::: Data shown

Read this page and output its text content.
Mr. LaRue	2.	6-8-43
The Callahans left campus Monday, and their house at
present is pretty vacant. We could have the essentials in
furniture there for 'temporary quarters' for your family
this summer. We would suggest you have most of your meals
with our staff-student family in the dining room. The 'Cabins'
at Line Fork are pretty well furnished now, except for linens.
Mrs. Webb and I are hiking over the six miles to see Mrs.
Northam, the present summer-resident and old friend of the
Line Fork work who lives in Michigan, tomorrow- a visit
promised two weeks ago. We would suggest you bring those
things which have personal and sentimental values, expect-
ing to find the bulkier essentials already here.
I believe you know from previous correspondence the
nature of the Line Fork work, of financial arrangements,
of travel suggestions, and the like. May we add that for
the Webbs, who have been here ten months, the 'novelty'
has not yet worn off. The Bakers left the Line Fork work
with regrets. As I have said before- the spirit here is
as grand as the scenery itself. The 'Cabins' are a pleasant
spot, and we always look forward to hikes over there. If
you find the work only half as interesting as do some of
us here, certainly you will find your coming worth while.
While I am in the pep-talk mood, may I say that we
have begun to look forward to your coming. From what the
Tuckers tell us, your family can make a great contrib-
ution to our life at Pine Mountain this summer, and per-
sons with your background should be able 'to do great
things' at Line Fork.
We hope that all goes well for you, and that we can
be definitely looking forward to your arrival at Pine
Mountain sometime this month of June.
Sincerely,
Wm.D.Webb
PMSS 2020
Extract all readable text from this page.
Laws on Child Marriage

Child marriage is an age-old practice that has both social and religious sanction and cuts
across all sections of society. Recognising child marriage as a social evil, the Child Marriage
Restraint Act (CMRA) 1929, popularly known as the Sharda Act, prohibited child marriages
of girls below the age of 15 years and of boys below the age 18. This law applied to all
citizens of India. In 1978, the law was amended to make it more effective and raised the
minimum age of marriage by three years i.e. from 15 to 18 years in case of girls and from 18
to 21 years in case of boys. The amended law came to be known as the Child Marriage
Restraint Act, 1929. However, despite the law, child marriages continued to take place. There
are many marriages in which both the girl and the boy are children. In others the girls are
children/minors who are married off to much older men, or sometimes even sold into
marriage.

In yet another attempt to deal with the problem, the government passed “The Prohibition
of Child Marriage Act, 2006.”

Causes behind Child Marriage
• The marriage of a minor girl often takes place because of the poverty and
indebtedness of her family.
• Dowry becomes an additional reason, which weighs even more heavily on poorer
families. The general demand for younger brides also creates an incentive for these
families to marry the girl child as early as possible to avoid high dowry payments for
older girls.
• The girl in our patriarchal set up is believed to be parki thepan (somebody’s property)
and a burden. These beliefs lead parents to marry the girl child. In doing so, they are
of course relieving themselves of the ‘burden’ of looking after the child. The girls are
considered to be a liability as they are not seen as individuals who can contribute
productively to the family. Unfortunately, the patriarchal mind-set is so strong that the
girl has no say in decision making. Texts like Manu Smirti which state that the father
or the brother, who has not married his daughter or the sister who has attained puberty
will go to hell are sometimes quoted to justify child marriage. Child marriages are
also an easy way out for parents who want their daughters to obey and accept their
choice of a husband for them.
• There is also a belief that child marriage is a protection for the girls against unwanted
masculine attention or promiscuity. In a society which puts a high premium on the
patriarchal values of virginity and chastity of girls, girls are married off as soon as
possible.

::::::

— What this task involves —
Scan the lines for the string "parents". Copy out each line that matches.

— Exercise result —
and a burden. These beliefs lead parents to marry the girl child. In doing so, they are
also an easy way out for parents who want their daughters to obey and accept their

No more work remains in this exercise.